(Recorded data)

• • •

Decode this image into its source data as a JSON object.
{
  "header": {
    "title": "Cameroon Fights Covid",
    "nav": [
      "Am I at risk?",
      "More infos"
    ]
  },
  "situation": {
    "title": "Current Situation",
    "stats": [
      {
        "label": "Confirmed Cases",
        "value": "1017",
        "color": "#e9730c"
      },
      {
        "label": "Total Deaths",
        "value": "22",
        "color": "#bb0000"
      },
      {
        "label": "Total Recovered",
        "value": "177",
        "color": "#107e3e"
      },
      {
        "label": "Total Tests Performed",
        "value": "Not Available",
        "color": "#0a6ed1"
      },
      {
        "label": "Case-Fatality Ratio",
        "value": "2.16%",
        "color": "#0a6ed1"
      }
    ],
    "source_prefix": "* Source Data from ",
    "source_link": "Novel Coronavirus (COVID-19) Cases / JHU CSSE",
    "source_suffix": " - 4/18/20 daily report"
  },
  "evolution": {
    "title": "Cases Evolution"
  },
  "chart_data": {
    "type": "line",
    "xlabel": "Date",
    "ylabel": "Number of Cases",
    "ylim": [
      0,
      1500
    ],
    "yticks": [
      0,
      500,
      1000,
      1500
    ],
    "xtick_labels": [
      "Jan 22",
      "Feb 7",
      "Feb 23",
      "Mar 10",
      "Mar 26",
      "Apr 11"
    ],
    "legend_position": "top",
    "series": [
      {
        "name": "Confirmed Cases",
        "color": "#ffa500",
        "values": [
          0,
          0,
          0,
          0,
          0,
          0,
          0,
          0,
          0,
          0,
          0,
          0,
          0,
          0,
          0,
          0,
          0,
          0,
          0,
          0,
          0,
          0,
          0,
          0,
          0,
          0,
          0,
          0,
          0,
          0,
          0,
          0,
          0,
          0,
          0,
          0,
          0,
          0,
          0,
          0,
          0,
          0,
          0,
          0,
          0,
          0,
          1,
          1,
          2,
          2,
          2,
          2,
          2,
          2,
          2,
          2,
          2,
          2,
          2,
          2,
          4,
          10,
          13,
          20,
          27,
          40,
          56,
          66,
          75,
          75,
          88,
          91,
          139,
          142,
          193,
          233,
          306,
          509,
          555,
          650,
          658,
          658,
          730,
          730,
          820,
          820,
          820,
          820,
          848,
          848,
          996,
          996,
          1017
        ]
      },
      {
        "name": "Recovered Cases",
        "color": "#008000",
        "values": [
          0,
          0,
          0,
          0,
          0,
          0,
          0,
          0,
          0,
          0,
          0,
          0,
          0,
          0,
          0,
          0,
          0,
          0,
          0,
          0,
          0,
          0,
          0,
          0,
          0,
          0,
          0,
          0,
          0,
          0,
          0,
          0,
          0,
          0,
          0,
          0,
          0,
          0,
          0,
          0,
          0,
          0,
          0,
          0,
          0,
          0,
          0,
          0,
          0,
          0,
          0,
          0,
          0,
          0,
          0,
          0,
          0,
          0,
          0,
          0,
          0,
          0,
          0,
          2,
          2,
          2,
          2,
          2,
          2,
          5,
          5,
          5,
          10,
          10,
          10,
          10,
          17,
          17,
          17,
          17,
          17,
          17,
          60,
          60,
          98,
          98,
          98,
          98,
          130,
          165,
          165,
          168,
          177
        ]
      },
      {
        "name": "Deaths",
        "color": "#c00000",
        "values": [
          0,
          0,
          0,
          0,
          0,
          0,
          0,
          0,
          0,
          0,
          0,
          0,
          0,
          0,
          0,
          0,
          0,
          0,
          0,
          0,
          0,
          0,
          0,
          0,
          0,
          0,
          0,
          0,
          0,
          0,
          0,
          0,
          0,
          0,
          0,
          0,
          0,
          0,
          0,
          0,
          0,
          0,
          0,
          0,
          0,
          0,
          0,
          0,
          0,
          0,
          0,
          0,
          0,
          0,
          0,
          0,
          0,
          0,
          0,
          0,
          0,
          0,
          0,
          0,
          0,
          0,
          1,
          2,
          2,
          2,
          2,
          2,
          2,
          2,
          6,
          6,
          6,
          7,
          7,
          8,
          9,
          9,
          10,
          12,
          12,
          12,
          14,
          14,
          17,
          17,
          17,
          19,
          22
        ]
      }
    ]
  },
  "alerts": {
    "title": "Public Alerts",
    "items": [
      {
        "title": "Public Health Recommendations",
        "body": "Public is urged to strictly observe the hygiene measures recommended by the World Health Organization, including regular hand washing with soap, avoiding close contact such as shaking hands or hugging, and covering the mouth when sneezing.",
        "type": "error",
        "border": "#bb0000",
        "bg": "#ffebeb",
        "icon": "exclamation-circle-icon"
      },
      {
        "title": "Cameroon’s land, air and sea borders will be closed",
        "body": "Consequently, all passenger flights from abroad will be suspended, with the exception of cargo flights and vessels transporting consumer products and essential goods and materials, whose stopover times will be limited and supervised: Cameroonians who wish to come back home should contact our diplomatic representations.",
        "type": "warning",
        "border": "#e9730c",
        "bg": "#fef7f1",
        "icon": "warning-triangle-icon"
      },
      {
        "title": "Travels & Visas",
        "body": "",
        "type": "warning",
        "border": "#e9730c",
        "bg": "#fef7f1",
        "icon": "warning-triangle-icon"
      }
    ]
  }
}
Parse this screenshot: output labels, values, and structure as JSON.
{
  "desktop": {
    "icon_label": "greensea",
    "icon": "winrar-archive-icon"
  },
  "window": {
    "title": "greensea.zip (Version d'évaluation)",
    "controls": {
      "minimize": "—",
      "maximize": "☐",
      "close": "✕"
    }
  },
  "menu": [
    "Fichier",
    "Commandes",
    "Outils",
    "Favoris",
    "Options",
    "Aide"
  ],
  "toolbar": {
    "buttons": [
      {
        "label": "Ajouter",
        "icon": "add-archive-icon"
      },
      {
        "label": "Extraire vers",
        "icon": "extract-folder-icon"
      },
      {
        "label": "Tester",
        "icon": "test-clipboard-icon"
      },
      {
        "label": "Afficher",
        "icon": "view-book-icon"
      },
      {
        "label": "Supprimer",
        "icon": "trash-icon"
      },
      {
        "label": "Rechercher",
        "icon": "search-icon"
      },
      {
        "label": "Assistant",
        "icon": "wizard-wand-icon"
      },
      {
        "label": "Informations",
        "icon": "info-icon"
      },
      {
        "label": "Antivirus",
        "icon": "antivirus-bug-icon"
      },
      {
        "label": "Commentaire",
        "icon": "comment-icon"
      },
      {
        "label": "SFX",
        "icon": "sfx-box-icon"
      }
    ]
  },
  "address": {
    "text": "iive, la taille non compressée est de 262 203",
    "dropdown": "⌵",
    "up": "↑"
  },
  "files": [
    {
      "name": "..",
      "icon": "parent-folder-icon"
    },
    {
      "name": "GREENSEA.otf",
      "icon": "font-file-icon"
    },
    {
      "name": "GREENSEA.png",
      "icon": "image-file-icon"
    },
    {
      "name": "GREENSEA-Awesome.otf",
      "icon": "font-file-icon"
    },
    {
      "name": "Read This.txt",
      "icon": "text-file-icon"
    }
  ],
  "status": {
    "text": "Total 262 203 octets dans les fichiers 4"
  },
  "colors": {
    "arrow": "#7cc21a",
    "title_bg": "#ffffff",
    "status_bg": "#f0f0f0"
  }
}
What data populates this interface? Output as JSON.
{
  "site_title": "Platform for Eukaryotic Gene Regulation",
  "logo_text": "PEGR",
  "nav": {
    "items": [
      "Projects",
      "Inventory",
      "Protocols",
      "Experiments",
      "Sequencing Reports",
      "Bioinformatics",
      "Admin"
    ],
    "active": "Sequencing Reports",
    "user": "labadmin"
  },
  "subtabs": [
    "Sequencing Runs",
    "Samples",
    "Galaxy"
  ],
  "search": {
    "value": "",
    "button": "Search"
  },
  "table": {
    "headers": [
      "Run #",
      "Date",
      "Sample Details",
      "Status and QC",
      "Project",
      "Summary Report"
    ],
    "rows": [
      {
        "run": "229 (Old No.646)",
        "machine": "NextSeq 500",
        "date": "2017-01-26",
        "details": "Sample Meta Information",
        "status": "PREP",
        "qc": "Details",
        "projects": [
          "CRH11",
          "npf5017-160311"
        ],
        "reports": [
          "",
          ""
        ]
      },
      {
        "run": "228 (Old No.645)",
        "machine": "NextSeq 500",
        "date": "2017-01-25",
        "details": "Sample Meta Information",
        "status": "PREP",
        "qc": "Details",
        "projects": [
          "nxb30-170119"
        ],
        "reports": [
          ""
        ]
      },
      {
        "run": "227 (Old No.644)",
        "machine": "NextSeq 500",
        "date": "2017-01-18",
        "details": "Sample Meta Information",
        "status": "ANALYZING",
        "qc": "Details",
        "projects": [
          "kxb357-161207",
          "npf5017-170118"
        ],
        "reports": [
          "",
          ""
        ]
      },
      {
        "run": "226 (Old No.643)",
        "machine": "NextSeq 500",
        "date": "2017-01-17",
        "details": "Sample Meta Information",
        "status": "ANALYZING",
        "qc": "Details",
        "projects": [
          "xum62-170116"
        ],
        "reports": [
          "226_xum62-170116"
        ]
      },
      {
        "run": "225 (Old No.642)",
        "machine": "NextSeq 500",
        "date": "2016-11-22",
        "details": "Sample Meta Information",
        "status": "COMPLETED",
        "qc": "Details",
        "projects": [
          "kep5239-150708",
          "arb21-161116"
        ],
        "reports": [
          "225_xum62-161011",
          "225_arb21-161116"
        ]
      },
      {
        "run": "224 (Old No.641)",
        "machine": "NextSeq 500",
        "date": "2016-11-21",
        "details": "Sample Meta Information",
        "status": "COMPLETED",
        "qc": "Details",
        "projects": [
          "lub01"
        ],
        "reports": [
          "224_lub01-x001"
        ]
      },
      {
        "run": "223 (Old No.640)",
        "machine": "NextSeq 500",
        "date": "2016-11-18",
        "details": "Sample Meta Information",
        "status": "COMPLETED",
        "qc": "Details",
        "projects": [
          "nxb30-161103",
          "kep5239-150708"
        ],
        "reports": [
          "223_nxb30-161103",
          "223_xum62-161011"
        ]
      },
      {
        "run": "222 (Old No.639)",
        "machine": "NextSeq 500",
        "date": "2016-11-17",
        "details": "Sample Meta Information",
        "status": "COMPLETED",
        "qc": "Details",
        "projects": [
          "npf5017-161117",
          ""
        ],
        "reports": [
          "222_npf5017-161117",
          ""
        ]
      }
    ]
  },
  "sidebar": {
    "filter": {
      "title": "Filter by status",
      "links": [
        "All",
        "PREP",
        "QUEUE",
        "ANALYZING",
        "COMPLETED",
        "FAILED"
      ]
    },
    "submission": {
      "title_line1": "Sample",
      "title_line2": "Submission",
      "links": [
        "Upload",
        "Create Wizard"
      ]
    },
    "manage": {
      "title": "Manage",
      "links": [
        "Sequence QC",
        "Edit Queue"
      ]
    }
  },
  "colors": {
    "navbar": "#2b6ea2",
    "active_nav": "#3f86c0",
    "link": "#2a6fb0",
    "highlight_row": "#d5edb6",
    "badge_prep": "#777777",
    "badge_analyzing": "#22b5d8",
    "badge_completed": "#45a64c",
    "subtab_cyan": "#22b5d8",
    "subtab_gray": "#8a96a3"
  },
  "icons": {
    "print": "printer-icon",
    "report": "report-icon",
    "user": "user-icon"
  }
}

• • •

- _Directions for this task_
Please say how many lines above contain "will", number only.

- _Response box_
2